◆ **SHORT TASK**
Reproduce word for word the lines in the records below, starting with the line that contains "start-day-field[interactable]: 12日 (135, 252, 175, 269)" and going on through the line that contains "decorative-triangle (330, 21, 410, 91)", including both of those lines.
+ + + + + + +
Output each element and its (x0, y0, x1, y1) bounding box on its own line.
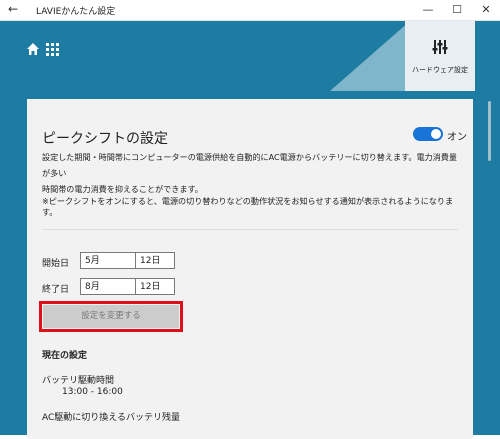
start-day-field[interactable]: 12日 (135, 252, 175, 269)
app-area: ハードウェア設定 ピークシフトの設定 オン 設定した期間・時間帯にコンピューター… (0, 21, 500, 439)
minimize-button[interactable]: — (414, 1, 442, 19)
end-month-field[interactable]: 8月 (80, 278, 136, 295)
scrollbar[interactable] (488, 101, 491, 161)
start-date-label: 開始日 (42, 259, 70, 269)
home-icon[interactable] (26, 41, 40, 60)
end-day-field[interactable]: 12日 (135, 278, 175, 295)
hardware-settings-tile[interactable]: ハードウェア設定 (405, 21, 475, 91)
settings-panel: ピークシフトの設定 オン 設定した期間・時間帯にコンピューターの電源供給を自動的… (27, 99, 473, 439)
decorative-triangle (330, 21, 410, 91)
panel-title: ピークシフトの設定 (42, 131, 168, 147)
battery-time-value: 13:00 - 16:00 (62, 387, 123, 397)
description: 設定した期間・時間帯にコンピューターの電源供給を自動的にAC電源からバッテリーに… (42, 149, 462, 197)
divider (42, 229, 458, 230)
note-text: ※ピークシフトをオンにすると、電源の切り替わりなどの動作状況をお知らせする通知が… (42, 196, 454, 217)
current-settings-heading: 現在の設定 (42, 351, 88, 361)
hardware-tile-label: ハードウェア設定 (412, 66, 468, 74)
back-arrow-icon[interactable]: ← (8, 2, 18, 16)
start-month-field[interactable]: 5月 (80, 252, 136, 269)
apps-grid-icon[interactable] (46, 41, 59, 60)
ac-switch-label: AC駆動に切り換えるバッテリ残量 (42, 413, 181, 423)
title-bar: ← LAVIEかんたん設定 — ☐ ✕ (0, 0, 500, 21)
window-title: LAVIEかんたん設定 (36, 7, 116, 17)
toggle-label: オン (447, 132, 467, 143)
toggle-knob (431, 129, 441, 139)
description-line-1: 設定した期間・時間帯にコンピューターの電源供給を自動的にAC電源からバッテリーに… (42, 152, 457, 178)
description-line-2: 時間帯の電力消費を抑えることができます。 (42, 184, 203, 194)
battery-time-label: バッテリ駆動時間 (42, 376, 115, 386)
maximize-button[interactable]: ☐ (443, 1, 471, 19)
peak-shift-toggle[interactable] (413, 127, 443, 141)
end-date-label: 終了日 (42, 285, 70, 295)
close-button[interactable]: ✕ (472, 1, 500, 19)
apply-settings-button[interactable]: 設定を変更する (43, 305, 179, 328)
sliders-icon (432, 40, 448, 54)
+ + + + + + +
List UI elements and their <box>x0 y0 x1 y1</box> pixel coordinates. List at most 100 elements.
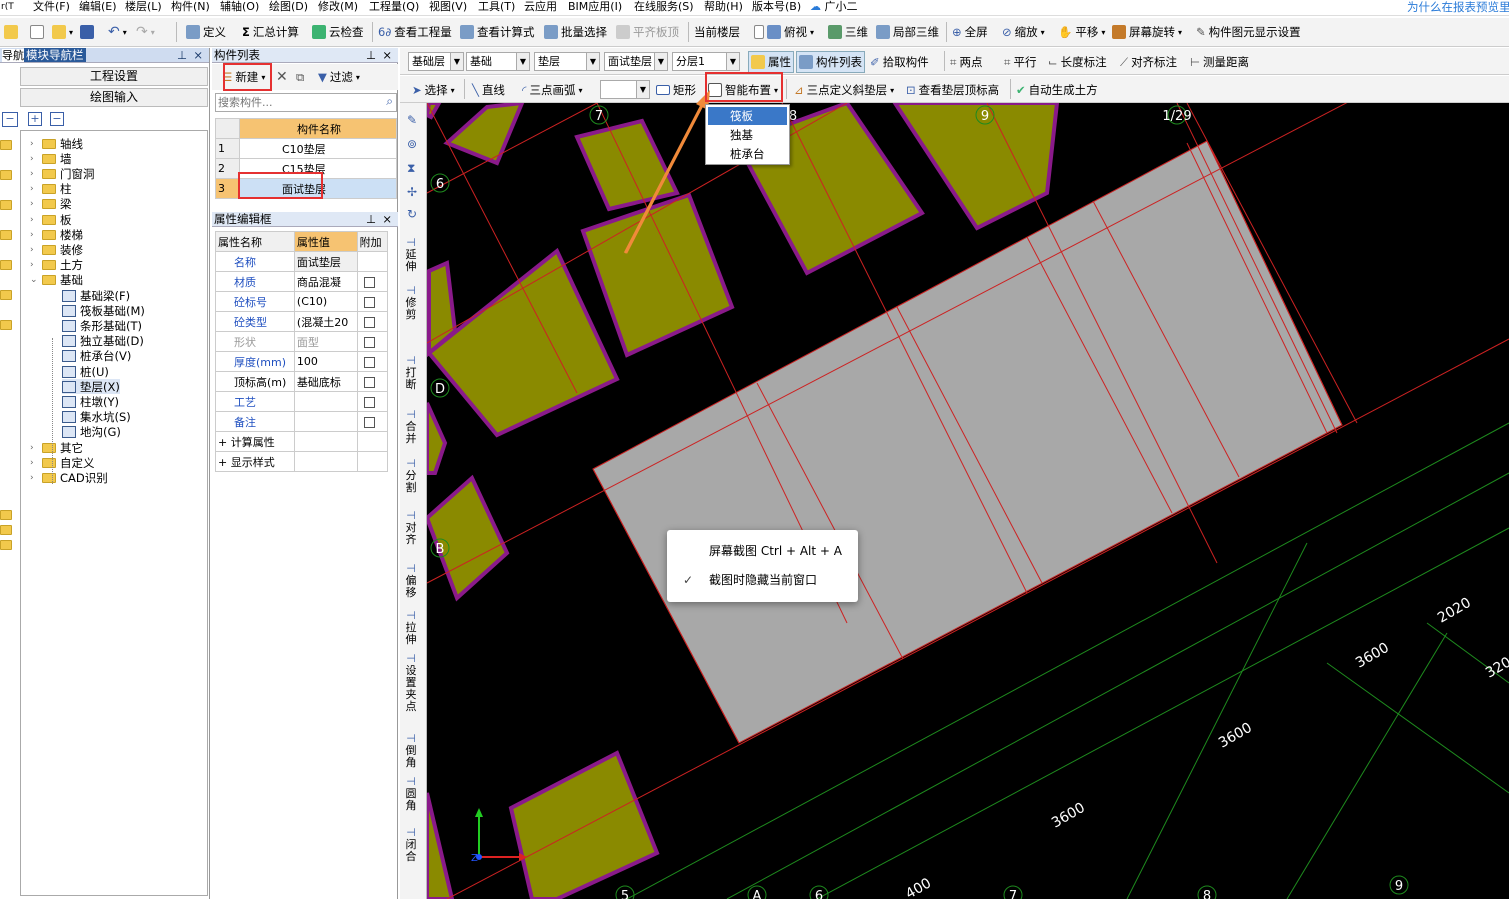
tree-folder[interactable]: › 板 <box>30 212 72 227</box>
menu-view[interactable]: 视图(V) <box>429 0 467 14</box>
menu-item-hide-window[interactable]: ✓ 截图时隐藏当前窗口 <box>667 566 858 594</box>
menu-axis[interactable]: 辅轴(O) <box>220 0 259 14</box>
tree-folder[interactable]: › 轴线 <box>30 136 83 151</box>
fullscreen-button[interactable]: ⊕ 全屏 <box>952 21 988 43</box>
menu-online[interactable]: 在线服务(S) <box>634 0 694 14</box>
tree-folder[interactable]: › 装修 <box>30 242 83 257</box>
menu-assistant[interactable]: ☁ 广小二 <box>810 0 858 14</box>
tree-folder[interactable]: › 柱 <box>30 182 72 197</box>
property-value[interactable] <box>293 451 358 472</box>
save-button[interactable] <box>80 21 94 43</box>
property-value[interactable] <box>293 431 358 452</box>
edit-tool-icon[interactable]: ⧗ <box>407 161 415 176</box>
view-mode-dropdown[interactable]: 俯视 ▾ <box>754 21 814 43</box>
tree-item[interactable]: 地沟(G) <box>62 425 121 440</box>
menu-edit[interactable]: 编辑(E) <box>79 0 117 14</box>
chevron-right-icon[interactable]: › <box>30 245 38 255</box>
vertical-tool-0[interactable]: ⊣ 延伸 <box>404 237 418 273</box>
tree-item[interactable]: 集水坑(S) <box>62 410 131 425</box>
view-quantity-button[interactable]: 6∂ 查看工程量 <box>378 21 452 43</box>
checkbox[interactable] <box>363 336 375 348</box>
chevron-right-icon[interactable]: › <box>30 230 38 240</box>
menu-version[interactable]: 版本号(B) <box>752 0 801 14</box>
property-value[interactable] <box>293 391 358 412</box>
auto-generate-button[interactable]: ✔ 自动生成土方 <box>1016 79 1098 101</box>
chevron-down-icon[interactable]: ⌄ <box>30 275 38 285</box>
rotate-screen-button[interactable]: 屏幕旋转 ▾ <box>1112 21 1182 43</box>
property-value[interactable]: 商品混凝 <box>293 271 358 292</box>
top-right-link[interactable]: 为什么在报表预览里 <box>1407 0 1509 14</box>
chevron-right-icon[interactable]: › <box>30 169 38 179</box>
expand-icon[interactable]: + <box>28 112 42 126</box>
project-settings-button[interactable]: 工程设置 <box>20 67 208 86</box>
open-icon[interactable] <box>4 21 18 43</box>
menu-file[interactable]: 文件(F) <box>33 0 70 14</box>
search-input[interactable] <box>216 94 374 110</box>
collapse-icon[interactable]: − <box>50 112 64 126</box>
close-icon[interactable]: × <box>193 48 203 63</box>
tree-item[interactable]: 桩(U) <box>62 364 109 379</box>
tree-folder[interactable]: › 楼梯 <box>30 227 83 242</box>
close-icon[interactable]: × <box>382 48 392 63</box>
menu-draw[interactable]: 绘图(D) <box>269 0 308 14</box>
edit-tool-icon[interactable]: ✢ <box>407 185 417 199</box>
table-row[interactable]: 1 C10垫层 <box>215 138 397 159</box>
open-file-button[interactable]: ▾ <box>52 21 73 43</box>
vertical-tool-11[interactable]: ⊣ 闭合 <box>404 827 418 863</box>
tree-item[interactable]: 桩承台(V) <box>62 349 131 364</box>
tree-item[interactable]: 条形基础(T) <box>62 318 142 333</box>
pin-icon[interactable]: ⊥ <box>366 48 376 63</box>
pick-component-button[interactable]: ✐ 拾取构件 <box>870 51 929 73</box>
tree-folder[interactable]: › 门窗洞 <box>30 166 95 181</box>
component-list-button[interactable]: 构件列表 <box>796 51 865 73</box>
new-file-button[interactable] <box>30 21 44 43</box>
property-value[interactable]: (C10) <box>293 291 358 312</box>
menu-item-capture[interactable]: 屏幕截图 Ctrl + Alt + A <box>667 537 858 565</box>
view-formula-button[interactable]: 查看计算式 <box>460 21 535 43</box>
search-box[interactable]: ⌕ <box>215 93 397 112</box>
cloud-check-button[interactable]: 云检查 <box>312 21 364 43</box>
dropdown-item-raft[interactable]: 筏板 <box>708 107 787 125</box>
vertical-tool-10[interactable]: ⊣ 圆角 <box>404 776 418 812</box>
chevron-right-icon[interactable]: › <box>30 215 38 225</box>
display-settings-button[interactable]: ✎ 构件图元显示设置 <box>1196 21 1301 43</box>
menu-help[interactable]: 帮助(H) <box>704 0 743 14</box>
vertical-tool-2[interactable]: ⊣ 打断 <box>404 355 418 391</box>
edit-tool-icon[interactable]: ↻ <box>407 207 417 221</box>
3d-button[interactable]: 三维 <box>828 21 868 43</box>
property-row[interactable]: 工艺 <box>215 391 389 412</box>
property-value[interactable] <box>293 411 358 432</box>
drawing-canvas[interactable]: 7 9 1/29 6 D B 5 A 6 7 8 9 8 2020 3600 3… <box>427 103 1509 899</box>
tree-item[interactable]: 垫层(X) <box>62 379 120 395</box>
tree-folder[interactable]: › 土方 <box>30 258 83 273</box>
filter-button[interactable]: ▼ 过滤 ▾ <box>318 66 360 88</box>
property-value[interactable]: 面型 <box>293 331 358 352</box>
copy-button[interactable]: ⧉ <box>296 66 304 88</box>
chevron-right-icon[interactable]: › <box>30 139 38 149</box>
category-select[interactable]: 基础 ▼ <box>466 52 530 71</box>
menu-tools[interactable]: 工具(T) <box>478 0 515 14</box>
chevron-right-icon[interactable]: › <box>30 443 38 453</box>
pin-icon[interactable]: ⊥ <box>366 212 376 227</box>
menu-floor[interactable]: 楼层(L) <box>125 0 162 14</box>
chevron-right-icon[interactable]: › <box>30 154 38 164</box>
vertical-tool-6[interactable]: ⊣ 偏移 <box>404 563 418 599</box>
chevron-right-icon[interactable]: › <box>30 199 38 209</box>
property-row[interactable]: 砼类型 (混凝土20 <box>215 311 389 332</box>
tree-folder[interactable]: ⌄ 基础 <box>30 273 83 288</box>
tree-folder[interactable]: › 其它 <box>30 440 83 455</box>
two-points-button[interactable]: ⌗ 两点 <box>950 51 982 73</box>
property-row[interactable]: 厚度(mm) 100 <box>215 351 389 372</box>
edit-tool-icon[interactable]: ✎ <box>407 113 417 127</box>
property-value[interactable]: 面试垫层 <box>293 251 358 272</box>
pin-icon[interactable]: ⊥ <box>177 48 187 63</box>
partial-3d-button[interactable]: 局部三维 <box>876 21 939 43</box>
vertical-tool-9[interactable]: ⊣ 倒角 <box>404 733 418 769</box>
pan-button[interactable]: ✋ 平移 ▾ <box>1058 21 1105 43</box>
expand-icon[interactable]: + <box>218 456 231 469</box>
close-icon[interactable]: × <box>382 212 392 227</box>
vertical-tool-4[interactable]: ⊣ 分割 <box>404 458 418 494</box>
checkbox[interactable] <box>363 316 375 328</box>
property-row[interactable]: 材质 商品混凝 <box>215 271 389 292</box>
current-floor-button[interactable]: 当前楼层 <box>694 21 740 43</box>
+ + + + + + +
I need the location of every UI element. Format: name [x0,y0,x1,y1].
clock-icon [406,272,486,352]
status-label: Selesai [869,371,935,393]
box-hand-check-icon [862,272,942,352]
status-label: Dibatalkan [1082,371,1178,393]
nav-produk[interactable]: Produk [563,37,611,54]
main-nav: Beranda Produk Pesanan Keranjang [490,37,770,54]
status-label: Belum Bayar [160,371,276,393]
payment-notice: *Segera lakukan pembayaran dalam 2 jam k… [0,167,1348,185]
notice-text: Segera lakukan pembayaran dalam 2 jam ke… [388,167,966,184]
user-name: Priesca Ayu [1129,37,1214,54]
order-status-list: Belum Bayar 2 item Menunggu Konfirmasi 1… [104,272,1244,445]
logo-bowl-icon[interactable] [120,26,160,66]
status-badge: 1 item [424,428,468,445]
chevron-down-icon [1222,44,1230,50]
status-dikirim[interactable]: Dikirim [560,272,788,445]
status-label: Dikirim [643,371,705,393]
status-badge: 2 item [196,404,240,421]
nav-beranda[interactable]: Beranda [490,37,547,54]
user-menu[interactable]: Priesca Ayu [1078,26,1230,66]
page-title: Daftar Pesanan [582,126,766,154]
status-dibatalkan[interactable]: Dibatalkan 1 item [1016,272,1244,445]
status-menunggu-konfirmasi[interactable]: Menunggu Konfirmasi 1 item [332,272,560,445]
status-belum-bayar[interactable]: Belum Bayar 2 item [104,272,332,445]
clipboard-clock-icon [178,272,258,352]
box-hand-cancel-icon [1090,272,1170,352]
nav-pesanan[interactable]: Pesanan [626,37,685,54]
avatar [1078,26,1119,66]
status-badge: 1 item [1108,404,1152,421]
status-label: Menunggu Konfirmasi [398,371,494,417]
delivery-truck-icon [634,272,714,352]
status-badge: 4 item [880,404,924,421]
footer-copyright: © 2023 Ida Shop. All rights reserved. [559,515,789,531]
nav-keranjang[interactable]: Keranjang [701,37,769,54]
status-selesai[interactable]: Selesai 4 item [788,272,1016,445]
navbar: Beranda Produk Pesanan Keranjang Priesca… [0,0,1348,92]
+ + + + + + +
◆ **SOLUTION TO THE EXERCISE**
start-day-field[interactable]: 12日 (135, 252, 175, 269)
app-area: ハードウェア設定 ピークシフトの設定 オン 設定した期間・時間帯にコンピューター… (0, 21, 500, 439)
minimize-button[interactable]: — (414, 1, 442, 19)
end-month-field[interactable]: 8月 (80, 278, 136, 295)
scrollbar[interactable] (488, 101, 491, 161)
start-date-label: 開始日 (42, 259, 70, 269)
home-icon[interactable] (26, 41, 40, 60)
end-day-field[interactable]: 12日 (135, 278, 175, 295)
hardware-settings-tile[interactable]: ハードウェア設定 (405, 21, 475, 91)
settings-panel: ピークシフトの設定 オン 設定した期間・時間帯にコンピューターの電源供給を自動的… (27, 99, 473, 439)
decorative-triangle (330, 21, 410, 91)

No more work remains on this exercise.